GIVEN DATA
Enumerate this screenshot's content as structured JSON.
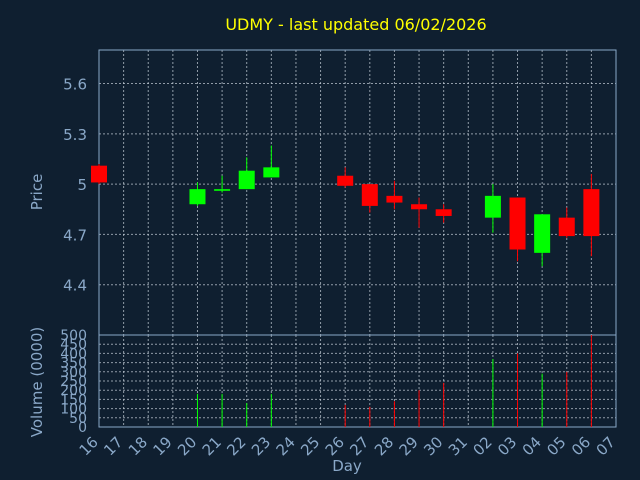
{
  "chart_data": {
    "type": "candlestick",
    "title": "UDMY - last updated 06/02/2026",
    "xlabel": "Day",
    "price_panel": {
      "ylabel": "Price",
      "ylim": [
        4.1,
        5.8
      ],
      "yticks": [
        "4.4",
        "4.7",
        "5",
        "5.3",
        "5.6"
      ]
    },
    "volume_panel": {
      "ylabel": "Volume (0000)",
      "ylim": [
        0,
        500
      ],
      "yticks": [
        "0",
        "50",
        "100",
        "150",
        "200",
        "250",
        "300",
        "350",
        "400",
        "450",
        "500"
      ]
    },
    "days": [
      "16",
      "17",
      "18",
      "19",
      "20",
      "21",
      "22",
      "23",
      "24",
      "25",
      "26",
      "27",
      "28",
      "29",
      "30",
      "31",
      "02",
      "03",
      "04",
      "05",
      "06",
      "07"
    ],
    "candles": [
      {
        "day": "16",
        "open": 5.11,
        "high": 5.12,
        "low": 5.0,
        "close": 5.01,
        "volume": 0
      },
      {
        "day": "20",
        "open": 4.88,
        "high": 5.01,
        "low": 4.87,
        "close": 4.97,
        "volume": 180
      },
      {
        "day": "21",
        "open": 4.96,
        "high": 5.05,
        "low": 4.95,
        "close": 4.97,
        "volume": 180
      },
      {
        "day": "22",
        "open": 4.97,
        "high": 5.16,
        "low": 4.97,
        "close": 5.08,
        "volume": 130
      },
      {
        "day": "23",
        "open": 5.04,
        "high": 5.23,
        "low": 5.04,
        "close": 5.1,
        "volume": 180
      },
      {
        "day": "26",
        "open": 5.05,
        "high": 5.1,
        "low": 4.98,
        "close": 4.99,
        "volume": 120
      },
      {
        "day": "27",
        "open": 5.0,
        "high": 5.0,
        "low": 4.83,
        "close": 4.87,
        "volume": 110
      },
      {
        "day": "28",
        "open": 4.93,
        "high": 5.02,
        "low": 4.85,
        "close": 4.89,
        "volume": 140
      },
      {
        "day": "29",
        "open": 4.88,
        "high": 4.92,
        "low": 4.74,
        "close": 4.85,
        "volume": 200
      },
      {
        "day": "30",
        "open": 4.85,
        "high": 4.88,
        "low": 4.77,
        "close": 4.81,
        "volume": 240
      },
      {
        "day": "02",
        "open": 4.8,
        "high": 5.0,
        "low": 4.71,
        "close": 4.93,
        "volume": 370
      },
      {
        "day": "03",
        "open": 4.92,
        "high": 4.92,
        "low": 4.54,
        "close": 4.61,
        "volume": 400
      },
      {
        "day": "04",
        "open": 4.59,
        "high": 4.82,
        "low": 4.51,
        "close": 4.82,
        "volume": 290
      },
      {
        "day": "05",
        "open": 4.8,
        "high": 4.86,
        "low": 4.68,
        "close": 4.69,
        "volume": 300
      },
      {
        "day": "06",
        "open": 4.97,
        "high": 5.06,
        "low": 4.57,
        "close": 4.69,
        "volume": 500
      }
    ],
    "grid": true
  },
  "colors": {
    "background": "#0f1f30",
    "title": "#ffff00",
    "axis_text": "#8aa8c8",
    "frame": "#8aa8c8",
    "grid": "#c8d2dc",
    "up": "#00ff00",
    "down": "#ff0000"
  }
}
--
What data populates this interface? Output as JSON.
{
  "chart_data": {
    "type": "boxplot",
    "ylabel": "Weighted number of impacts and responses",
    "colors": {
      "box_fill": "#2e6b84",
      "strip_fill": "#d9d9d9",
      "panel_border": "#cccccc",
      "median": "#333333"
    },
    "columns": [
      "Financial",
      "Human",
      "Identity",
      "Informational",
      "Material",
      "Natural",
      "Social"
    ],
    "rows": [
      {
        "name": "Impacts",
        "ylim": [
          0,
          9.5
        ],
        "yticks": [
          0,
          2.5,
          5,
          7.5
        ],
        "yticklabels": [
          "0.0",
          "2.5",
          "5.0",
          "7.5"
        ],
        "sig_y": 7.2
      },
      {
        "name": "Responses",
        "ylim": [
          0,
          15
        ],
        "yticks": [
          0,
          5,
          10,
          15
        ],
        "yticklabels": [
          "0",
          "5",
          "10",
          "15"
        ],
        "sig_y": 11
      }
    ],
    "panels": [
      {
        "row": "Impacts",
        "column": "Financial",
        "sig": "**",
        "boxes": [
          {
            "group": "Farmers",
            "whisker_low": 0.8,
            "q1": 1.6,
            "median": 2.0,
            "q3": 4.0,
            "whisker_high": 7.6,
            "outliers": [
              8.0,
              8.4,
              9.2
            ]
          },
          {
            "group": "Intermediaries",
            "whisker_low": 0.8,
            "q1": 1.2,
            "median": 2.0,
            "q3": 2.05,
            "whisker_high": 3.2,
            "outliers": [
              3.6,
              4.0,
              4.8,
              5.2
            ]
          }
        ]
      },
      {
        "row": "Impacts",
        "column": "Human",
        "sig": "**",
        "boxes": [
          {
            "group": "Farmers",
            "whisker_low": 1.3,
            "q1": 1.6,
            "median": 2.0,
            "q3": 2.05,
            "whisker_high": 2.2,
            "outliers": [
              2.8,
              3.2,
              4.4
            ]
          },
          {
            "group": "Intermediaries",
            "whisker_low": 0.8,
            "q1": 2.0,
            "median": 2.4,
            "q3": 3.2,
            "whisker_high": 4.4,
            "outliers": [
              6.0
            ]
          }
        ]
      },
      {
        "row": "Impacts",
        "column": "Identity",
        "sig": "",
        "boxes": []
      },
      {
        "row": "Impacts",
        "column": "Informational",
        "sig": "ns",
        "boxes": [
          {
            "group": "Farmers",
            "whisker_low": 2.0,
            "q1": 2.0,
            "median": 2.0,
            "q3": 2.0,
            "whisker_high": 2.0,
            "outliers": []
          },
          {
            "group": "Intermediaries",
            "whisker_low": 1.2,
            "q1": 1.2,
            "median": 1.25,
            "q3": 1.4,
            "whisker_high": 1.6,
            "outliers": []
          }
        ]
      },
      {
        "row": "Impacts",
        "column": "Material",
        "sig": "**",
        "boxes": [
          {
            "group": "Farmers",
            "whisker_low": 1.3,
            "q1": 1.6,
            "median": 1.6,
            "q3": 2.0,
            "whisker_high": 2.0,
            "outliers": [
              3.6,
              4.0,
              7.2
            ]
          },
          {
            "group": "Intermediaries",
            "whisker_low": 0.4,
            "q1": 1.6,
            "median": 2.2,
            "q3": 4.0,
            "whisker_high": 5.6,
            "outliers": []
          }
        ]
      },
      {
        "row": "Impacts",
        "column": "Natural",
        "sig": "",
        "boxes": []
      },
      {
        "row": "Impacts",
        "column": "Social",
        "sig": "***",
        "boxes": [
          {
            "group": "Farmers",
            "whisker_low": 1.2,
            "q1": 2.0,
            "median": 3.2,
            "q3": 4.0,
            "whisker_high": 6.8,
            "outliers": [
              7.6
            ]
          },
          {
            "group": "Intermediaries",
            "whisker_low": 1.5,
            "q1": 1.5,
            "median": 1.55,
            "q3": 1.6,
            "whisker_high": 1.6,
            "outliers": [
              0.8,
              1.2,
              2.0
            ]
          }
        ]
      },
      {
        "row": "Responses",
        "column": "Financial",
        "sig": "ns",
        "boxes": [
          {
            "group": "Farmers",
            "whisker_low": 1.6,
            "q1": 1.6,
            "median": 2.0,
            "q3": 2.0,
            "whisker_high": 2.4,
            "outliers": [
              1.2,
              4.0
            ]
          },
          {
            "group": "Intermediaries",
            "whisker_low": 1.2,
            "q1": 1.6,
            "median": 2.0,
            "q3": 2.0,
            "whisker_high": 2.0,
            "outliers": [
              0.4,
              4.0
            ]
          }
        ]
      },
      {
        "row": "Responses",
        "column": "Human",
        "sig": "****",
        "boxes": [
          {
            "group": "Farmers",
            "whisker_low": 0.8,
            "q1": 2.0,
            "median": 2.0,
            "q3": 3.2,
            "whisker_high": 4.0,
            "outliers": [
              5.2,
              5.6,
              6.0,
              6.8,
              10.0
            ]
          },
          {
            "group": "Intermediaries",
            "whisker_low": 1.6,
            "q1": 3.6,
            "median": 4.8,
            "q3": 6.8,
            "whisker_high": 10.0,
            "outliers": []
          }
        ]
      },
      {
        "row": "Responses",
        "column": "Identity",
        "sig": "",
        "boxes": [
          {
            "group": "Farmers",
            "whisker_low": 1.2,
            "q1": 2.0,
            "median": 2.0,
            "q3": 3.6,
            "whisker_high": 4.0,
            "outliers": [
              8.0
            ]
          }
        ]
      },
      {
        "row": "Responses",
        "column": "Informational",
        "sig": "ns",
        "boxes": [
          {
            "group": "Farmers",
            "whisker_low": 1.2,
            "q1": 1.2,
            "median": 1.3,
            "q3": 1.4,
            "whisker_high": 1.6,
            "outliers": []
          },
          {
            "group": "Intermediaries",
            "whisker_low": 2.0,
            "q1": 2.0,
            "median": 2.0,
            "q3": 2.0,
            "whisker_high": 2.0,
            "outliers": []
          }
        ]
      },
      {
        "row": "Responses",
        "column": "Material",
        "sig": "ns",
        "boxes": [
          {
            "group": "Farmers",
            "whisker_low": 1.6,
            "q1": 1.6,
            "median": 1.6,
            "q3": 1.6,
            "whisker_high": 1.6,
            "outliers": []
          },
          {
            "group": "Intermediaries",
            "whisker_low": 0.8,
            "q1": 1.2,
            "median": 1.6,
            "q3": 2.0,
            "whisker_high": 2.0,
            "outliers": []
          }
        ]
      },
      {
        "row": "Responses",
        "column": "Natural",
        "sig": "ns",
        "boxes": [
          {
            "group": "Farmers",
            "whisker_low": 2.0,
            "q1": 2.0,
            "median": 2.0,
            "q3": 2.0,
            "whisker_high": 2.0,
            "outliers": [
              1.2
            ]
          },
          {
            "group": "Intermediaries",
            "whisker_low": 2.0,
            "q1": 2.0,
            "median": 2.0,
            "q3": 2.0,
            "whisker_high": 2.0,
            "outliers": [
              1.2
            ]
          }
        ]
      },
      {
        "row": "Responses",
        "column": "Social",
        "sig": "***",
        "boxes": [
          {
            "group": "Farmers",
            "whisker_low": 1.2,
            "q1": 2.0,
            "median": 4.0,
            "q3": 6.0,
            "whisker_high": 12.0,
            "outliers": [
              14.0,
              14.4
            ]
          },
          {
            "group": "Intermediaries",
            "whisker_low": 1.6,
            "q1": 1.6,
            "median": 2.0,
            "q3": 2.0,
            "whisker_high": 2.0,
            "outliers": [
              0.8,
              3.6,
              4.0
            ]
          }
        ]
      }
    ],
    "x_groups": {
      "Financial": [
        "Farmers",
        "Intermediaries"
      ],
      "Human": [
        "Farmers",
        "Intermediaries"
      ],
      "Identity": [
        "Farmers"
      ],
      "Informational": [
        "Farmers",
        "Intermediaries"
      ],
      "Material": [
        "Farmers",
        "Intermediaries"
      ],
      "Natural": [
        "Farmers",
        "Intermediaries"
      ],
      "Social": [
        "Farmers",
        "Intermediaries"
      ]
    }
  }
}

INSTRUCTION
Go over the records above line by line and count those holding the word "Informational". Reply only with the number.

EXERCISE ANSWER
4